Problem details –
Set down each record exactly as written.
◆ ◆ ◆ ◆
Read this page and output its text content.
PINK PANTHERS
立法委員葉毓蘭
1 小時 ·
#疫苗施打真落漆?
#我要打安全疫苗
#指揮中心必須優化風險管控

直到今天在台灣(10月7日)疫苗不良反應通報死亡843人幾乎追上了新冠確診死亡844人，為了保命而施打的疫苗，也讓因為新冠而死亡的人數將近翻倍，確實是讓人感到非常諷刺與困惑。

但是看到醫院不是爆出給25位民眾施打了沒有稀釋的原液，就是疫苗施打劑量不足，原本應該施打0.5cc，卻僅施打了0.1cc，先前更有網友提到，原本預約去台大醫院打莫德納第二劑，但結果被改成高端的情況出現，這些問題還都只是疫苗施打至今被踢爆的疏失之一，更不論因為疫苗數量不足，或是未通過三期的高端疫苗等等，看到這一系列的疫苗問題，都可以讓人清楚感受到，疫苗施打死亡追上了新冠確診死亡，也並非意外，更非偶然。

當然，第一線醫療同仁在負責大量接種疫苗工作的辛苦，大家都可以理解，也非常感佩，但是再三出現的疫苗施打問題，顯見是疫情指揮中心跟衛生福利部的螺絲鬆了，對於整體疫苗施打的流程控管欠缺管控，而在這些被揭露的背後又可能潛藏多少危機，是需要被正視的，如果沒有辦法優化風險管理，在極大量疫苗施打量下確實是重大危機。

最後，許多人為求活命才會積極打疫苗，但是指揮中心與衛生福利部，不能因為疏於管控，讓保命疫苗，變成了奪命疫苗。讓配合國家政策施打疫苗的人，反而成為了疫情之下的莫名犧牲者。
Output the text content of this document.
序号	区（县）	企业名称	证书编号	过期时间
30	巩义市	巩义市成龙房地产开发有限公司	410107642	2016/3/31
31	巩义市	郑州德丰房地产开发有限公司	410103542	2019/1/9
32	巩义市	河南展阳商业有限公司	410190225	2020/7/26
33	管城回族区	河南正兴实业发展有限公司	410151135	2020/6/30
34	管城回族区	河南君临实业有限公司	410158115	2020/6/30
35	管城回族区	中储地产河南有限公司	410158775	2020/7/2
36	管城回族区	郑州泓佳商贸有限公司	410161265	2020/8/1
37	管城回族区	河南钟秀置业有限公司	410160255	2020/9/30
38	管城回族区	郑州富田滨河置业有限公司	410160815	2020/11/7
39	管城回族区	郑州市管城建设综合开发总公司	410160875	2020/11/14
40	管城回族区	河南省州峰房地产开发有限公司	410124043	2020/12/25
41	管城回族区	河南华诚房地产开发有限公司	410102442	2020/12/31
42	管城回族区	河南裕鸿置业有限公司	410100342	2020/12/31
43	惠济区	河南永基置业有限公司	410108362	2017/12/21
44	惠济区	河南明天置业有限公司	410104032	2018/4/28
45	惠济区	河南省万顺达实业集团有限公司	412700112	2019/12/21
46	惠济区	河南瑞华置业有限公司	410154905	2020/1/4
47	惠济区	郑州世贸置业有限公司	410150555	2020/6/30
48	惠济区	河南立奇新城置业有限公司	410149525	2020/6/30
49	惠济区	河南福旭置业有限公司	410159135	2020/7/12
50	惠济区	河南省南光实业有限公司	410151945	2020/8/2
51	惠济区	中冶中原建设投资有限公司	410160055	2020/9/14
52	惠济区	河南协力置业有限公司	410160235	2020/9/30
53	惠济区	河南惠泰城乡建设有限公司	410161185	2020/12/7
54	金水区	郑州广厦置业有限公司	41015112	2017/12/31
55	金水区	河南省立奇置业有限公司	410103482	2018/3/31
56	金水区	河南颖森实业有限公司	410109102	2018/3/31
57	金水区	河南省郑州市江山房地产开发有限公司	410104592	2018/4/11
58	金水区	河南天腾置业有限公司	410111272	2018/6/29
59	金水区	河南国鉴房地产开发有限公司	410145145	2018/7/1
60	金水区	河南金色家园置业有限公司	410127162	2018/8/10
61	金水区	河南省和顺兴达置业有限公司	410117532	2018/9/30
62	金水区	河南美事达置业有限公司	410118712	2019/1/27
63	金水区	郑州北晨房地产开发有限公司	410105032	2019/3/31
◆ ◆ ◆ ◆
Task response –
Read this page and output its text content.
PINK PANTHERS
立法委員葉毓蘭
1 小時 ·
#疫苗施打真落漆?
#我要打安全疫苗
#指揮中心必須優化風險管控

直到今天在台灣(10月7日)疫苗不良反應通報死亡843人幾乎追上了新冠確診死亡844人，為了保命而施打的疫苗，也讓因為新冠而死亡的人數將近翻倍，確實是讓人感到非常諷刺與困惑。

但是看到醫院不是爆出給25位民眾施打了沒有稀釋的原液，就是疫苗施打劑量不足，原本應該施打0.5cc，卻僅施打了0.1cc，先前更有網友提到，原本預約去台大醫院打莫德納第二劑，但結果被改成高端的情況出現，這些問題還都只是疫苗施打至今被踢爆的疏失之一，更不論因為疫苗數量不足，或是未通過三期的高端疫苗等等，看到這一系列的疫苗問題，都可以讓人清楚感受到，疫苗施打死亡追上了新冠確診死亡，也並非意外，更非偶然。

當然，第一線醫療同仁在負責大量接種疫苗工作的辛苦，大家都可以理解，也非常感佩，但是再三出現的疫苗施打問題，顯見是疫情指揮中心跟衛生福利部的螺絲鬆了，對於整體疫苗施打的流程控管欠缺管控，而在這些被揭露的背後又可能潛藏多少危機，是需要被正視的，如果沒有辦法優化風險管理，在極大量疫苗施打量下確實是重大危機。

最後，許多人為求活命才會積極打疫苗，但是指揮中心與衛生福利部，不能因為疏於管控，讓保命疫苗，變成了奪命疫苗。讓配合國家政策施打疫苗的人，反而成為了疫情之下的莫名犧牲者。
Output the text content of this document.
序号	区（县）	企业名称	证书编号	过期时间
30	巩义市	巩义市成龙房地产开发有限公司	410107642	2016/3/31
31	巩义市	郑州德丰房地产开发有限公司	410103542	2019/1/9
32	巩义市	河南展阳商业有限公司	410190225	2020/7/26
33	管城回族区	河南正兴实业发展有限公司	410151135	2020/6/30
34	管城回族区	河南君临实业有限公司	410158115	2020/6/30
35	管城回族区	中储地产河南有限公司	410158775	2020/7/2
36	管城回族区	郑州泓佳商贸有限公司	410161265	2020/8/1
37	管城回族区	河南钟秀置业有限公司	410160255	2020/9/30
38	管城回族区	郑州富田滨河置业有限公司	410160815	2020/11/7
39	管城回族区	郑州市管城建设综合开发总公司	410160875	2020/11/14
40	管城回族区	河南省州峰房地产开发有限公司	410124043	2020/12/25
41	管城回族区	河南华诚房地产开发有限公司	410102442	2020/12/31
42	管城回族区	河南裕鸿置业有限公司	410100342	2020/12/31
43	惠济区	河南永基置业有限公司	410108362	2017/12/21
44	惠济区	河南明天置业有限公司	410104032	2018/4/28
45	惠济区	河南省万顺达实业集团有限公司	412700112	2019/12/21
46	惠济区	河南瑞华置业有限公司	410154905	2020/1/4
47	惠济区	郑州世贸置业有限公司	410150555	2020/6/30
48	惠济区	河南立奇新城置业有限公司	410149525	2020/6/30
49	惠济区	河南福旭置业有限公司	410159135	2020/7/12
50	惠济区	河南省南光实业有限公司	410151945	2020/8/2
51	惠济区	中冶中原建设投资有限公司	410160055	2020/9/14
52	惠济区	河南协力置业有限公司	410160235	2020/9/30
53	惠济区	河南惠泰城乡建设有限公司	410161185	2020/12/7
54	金水区	郑州广厦置业有限公司	41015112	2017/12/31
55	金水区	河南省立奇置业有限公司	410103482	2018/3/31
56	金水区	河南颖森实业有限公司	410109102	2018/3/31
57	金水区	河南省郑州市江山房地产开发有限公司	410104592	2018/4/11
58	金水区	河南天腾置业有限公司	410111272	2018/6/29
59	金水区	河南国鉴房地产开发有限公司	410145145	2018/7/1
60	金水区	河南金色家园置业有限公司	410127162	2018/8/10
61	金水区	河南省和顺兴达置业有限公司	410117532	2018/9/30
62	金水区	河南美事达置业有限公司	410118712	2019/1/27
63	金水区	郑州北晨房地产开发有限公司	410105032	2019/3/31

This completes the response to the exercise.